• **Exercise details**: Reproduce only the portion of the material that opens with its first line and closes with the line containing "Bar bbox=[703, 342, 768, 361]", both included. In that portion, substitute "Rect" for each occurrence of "Bar" and leave everything else unchanged.
━━━━
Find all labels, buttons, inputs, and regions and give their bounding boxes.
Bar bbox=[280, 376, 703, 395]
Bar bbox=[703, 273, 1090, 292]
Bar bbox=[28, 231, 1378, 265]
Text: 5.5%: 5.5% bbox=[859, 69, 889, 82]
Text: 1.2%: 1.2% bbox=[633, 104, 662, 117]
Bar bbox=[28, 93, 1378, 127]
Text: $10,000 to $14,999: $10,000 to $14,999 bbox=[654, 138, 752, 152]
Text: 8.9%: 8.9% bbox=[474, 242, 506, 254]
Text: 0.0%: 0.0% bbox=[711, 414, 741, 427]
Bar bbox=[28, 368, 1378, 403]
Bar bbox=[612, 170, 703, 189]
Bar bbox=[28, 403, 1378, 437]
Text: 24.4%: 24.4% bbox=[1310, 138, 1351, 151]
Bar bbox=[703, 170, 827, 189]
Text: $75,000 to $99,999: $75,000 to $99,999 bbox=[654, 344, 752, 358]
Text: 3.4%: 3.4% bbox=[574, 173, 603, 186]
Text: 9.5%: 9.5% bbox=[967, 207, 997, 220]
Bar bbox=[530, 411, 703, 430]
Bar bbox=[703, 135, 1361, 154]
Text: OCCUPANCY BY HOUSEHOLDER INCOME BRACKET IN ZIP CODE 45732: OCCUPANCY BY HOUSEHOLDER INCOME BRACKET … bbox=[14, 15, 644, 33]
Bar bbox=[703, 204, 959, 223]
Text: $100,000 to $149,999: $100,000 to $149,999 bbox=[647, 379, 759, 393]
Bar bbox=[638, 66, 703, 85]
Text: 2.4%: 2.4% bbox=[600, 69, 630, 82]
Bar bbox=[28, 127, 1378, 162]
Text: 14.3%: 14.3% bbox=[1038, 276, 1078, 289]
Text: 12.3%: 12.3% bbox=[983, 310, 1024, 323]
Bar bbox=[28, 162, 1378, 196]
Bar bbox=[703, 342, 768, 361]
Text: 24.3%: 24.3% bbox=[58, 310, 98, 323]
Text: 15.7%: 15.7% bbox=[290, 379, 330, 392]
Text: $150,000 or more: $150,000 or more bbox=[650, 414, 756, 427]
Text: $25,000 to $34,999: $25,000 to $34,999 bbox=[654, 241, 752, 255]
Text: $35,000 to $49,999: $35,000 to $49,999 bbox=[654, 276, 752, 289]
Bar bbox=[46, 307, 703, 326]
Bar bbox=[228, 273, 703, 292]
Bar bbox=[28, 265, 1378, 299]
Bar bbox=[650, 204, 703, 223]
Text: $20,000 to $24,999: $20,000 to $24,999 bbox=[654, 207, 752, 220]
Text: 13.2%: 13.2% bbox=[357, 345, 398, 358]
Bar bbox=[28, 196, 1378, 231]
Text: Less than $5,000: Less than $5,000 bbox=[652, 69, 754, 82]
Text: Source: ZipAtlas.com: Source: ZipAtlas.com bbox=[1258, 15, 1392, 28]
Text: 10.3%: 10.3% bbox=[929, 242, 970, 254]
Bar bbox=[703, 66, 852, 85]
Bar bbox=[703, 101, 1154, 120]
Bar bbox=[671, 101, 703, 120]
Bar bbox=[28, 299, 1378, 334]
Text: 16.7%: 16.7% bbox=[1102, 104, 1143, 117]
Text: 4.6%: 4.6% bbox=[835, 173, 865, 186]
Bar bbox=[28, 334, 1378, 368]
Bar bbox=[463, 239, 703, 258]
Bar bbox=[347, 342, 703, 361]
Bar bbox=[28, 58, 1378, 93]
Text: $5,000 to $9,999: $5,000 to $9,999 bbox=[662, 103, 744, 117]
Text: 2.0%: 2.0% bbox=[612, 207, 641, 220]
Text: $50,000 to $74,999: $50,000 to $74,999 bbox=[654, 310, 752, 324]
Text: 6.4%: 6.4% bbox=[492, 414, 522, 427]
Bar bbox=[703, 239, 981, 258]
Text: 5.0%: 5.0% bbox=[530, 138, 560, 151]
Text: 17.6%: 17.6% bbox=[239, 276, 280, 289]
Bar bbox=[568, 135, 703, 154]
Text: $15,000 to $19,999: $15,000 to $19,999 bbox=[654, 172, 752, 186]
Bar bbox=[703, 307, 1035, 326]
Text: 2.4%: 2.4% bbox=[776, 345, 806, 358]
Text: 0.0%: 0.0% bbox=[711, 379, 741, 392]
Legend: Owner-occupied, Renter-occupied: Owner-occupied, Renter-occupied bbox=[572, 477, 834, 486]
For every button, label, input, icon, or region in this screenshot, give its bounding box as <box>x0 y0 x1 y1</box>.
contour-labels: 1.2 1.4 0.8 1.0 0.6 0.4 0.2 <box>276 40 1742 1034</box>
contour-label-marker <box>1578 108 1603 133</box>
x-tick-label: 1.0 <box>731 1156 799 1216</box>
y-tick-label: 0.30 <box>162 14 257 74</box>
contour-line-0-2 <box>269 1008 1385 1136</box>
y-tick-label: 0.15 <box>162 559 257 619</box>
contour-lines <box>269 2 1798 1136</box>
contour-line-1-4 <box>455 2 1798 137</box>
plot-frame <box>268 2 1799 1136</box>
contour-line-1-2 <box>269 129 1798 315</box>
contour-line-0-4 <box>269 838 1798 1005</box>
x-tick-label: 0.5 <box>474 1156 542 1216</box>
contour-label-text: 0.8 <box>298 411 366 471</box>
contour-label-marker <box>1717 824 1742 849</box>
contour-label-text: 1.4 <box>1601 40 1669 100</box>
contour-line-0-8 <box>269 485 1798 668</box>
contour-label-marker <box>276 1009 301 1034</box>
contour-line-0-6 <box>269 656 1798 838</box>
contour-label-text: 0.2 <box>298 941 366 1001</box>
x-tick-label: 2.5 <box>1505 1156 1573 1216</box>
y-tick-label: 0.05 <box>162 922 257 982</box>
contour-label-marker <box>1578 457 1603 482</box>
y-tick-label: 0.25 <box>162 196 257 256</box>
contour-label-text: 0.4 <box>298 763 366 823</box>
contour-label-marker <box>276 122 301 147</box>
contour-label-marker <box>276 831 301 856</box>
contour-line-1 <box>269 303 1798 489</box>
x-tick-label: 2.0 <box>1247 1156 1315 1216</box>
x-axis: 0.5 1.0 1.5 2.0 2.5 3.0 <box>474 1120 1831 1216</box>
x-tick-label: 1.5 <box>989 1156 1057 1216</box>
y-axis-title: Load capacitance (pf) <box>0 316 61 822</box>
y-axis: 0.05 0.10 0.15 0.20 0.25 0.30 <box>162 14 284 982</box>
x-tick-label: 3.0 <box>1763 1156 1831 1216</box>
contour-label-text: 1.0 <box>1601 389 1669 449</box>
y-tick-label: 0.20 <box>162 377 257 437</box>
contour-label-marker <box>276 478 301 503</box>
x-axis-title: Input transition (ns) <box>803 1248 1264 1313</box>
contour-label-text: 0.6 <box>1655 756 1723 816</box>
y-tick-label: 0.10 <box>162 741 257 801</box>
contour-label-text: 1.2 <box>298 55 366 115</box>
━━━━
• **Solution for this exercise**:
Find all labels, buttons, inputs, and regions and give their bounding boxes.
Rect bbox=[280, 376, 703, 395]
Rect bbox=[703, 273, 1090, 292]
Rect bbox=[28, 231, 1378, 265]
Text: 5.5%: 5.5% bbox=[859, 69, 889, 82]
Text: 1.2%: 1.2% bbox=[633, 104, 662, 117]
Rect bbox=[28, 93, 1378, 127]
Text: $10,000 to $14,999: $10,000 to $14,999 bbox=[654, 138, 752, 152]
Text: 8.9%: 8.9% bbox=[474, 242, 506, 254]
Text: 0.0%: 0.0% bbox=[711, 414, 741, 427]
Rect bbox=[28, 368, 1378, 403]
Rect bbox=[612, 170, 703, 189]
Rect bbox=[28, 403, 1378, 437]
Text: 24.4%: 24.4% bbox=[1310, 138, 1351, 151]
Rect bbox=[703, 170, 827, 189]
Text: $75,000 to $99,999: $75,000 to $99,999 bbox=[654, 344, 752, 358]
Text: 3.4%: 3.4% bbox=[574, 173, 603, 186]
Text: 9.5%: 9.5% bbox=[967, 207, 997, 220]
Rect bbox=[530, 411, 703, 430]
Rect bbox=[703, 135, 1361, 154]
Text: OCCUPANCY BY HOUSEHOLDER INCOME BRACKET IN ZIP CODE 45732: OCCUPANCY BY HOUSEHOLDER INCOME BRACKET … bbox=[14, 15, 644, 33]
Rect bbox=[703, 204, 959, 223]
Text: $100,000 to $149,999: $100,000 to $149,999 bbox=[647, 379, 759, 393]
Rect bbox=[638, 66, 703, 85]
Text: 2.4%: 2.4% bbox=[600, 69, 630, 82]
Rect bbox=[28, 127, 1378, 162]
Text: 14.3%: 14.3% bbox=[1038, 276, 1078, 289]
Text: 12.3%: 12.3% bbox=[983, 310, 1024, 323]
Rect bbox=[28, 162, 1378, 196]
Rect bbox=[703, 342, 768, 361]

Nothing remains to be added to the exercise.